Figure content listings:

----

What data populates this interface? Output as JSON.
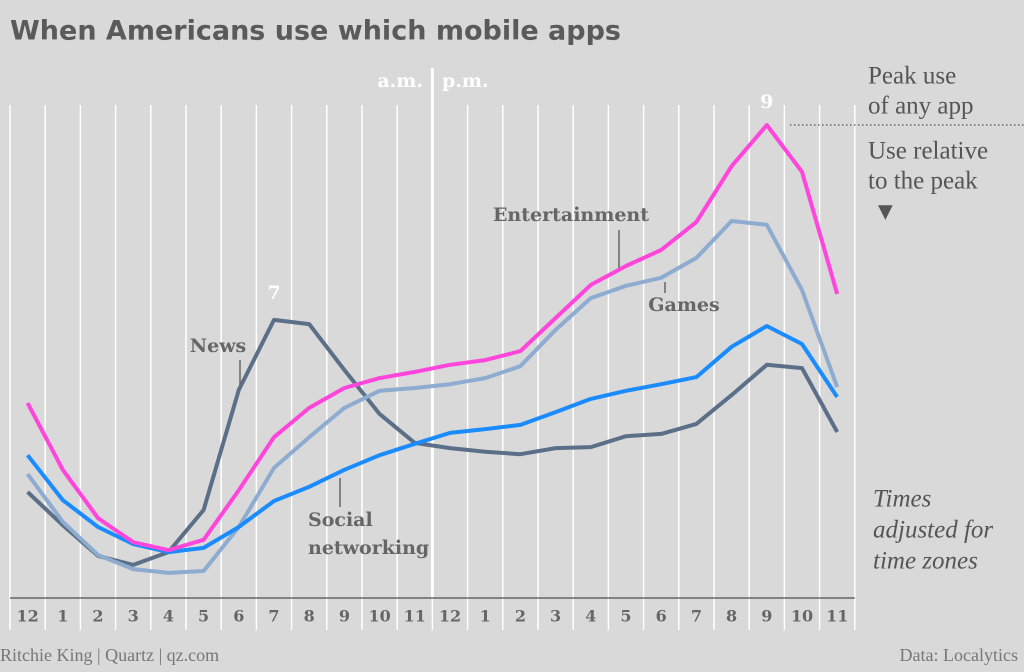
{
  "chart_data": {
    "type": "line",
    "title": "When Americans use which mobile apps",
    "categories": [
      "12",
      "1",
      "2",
      "3",
      "4",
      "5",
      "6",
      "7",
      "8",
      "9",
      "10",
      "11",
      "12",
      "1",
      "2",
      "3",
      "4",
      "5",
      "6",
      "7",
      "8",
      "9",
      "10",
      "11"
    ],
    "ylim": [
      0,
      100
    ],
    "series": [
      {
        "name": "Entertainment",
        "color": "#ff45dc",
        "values": [
          41.2,
          27.1,
          16.9,
          11.8,
          10.1,
          12.3,
          22.8,
          34.0,
          40.2,
          44.4,
          46.5,
          47.8,
          49.3,
          50.3,
          52.2,
          59.2,
          66.2,
          70.2,
          73.6,
          79.5,
          91.3,
          100,
          90.1,
          64.3
        ]
      },
      {
        "name": "Games",
        "color": "#8eabd0",
        "values": [
          26.2,
          16.1,
          9.1,
          6.1,
          5.3,
          5.7,
          15.0,
          27.5,
          34.0,
          40.2,
          43.8,
          44.4,
          45.2,
          46.5,
          49.0,
          56.7,
          63.4,
          66.0,
          67.7,
          71.9,
          79.7,
          78.9,
          65.1,
          44.6
        ]
      },
      {
        "name": "Social networking",
        "color": "#1a8cff",
        "values": [
          30.2,
          20.7,
          15.0,
          11.4,
          9.7,
          10.6,
          15.0,
          20.5,
          23.5,
          27.1,
          30.2,
          32.6,
          34.9,
          35.7,
          36.6,
          39.3,
          42.1,
          43.8,
          45.2,
          46.7,
          53.1,
          57.5,
          53.7,
          42.5
        ]
      },
      {
        "name": "News",
        "color": "#5b6f88",
        "values": [
          22.4,
          15.4,
          8.9,
          7.0,
          9.7,
          18.6,
          44.0,
          58.8,
          57.9,
          48.2,
          38.9,
          32.8,
          31.7,
          30.9,
          30.4,
          31.7,
          31.9,
          34.2,
          34.7,
          36.8,
          42.9,
          49.3,
          48.6,
          35.1
        ]
      }
    ],
    "annotations": {
      "am": "a.m.",
      "pm": "p.m.",
      "peak_news": "7",
      "peak_all": "9",
      "peak_note": [
        "Peak use",
        "of any app"
      ],
      "relative_note": [
        "Use relative",
        "to the peak"
      ],
      "arrow": "▼",
      "time_note": [
        "Times",
        "adjusted for",
        "time zones"
      ]
    },
    "footer": {
      "left": "Ritchie King | Quartz | qz.com",
      "right": "Data: Localytics"
    }
  }
}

----

Challenge ::
Reproduce every line of the listing above in which the string "name" appears.

In response ::
        "name": "Entertainment",
        "name": "Games",
        "name": "Social networking",
        "name": "News",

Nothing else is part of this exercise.